## WHAT IS NEEDED
Lines containing the word "würden" should be extracted in full.

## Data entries
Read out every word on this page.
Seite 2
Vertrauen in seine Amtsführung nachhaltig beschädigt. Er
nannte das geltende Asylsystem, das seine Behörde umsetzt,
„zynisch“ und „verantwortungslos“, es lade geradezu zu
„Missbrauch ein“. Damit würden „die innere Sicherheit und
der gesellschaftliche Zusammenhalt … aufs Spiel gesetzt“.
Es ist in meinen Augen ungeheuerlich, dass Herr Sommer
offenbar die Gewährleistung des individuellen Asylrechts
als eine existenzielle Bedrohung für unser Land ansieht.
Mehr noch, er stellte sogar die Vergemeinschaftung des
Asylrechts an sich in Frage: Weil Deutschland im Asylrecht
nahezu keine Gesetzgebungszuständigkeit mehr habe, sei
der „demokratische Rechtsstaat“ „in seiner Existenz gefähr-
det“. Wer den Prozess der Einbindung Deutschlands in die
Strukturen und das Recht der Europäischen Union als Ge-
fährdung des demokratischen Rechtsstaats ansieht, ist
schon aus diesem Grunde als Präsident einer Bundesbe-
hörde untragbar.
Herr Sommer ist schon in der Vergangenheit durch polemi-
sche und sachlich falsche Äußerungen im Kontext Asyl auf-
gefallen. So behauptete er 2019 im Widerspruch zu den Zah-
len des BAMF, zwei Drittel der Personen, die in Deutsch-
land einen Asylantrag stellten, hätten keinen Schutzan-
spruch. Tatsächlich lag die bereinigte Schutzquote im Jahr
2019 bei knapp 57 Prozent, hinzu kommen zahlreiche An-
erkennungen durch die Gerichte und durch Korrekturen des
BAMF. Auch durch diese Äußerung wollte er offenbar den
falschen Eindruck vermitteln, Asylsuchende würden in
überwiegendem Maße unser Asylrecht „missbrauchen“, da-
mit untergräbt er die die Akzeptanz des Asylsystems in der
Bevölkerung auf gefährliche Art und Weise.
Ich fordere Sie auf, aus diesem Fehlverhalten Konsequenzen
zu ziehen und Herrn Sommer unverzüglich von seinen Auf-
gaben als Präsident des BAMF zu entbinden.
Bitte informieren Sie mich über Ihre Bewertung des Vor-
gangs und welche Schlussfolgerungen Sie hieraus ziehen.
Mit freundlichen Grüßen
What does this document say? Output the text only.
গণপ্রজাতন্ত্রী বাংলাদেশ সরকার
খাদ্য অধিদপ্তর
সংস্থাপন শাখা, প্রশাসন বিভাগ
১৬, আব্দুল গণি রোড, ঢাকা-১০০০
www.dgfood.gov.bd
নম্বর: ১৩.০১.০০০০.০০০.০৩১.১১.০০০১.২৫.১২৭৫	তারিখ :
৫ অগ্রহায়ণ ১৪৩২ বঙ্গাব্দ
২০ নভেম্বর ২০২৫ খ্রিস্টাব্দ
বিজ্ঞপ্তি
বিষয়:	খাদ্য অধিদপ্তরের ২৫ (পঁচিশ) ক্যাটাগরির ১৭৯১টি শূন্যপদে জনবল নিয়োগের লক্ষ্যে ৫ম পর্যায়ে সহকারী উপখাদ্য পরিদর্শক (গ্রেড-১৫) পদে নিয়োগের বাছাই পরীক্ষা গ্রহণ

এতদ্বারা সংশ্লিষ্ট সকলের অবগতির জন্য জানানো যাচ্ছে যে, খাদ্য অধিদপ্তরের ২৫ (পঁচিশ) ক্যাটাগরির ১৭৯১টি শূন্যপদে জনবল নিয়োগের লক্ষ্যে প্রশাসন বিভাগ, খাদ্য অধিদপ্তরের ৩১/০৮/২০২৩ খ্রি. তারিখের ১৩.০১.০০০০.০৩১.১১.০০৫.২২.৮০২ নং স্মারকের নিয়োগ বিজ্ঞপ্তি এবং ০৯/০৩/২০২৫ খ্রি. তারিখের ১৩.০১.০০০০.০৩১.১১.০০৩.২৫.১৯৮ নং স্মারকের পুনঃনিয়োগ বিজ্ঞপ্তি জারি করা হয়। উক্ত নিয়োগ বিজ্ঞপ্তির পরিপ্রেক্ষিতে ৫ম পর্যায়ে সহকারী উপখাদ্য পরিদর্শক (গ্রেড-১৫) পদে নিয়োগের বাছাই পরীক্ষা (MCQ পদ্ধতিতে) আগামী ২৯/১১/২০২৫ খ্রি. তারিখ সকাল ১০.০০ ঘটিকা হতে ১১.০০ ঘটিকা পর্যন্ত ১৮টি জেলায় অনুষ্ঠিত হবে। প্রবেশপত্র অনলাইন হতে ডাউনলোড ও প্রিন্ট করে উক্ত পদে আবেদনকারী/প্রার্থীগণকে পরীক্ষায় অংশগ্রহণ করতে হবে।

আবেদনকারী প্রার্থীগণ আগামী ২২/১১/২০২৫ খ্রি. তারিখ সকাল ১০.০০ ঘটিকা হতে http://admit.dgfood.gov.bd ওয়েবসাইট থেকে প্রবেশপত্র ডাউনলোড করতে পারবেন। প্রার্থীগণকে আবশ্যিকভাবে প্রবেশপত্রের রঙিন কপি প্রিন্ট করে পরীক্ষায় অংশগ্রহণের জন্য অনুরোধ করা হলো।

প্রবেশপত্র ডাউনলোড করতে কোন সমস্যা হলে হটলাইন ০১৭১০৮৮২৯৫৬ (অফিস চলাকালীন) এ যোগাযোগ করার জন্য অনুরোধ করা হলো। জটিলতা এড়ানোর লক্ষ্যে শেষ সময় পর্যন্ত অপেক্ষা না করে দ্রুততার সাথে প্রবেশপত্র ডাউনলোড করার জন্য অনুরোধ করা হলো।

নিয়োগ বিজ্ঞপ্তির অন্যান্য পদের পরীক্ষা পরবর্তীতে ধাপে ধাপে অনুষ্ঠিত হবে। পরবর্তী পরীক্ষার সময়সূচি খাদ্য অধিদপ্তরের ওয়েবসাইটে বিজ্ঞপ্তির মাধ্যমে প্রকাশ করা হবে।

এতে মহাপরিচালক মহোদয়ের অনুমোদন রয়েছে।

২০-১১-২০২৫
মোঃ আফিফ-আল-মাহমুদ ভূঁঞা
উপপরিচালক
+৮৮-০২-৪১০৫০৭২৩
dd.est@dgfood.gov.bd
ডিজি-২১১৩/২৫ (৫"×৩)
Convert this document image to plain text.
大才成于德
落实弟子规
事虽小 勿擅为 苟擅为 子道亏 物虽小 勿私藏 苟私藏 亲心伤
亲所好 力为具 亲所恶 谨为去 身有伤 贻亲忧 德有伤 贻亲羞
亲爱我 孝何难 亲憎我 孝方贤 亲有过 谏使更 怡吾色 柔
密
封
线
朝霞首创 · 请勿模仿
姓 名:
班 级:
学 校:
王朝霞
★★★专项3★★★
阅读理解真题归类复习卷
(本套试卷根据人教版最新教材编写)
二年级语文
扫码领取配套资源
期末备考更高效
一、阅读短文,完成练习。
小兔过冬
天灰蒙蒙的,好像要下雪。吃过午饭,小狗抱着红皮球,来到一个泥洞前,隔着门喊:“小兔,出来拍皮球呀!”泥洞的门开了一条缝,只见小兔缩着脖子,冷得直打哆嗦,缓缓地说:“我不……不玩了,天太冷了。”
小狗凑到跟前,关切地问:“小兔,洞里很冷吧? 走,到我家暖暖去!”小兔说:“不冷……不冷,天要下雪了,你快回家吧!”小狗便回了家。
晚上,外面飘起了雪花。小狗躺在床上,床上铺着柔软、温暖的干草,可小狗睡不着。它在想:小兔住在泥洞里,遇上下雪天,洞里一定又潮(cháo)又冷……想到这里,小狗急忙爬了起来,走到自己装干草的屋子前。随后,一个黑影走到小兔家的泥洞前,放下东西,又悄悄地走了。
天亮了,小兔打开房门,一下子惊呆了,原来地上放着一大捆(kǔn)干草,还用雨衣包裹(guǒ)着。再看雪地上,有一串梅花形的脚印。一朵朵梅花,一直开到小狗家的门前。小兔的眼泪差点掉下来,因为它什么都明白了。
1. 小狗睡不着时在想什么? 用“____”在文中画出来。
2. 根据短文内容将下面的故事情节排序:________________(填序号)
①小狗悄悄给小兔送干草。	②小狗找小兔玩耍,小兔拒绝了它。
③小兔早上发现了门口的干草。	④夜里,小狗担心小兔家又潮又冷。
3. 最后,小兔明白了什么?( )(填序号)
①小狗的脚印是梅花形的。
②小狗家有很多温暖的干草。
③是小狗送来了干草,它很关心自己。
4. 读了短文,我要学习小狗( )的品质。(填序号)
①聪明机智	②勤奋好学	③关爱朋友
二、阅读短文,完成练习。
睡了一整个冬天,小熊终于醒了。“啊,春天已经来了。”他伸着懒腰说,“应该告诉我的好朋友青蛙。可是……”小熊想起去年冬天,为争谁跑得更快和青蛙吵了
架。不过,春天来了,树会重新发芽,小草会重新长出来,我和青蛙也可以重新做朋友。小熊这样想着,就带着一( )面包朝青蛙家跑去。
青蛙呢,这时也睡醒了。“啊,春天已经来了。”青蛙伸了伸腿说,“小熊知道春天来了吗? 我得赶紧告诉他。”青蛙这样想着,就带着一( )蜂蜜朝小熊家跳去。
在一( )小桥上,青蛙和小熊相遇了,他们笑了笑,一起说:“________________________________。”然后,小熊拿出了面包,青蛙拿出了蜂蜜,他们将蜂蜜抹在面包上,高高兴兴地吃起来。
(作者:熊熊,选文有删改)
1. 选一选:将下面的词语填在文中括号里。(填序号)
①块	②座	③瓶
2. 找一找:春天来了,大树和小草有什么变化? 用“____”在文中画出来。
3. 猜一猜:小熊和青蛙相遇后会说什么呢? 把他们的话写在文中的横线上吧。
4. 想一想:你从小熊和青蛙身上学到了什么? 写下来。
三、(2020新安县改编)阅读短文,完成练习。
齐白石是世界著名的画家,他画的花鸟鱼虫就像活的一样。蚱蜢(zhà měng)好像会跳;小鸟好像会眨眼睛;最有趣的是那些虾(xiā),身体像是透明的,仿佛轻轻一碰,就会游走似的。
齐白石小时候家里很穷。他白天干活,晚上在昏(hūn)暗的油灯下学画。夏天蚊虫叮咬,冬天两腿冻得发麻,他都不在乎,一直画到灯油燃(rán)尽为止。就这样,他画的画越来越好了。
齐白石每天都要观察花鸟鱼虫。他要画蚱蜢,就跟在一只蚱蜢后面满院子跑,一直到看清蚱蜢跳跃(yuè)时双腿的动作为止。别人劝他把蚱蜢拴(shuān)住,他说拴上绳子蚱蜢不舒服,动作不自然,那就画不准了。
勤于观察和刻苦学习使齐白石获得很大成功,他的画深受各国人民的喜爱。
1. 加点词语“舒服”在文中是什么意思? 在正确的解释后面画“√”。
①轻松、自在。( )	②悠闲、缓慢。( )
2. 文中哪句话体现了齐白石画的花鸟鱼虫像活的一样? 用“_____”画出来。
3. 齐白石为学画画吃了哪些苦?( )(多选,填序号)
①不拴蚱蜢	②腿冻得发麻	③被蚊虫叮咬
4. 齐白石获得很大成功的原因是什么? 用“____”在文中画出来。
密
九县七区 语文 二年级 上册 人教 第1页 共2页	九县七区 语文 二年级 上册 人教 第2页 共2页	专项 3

## ANSWER BELOW
„Missbrauch ein“. Damit würden „die innere Sicherheit und
falschen Eindruck vermitteln, Asylsuchende würden in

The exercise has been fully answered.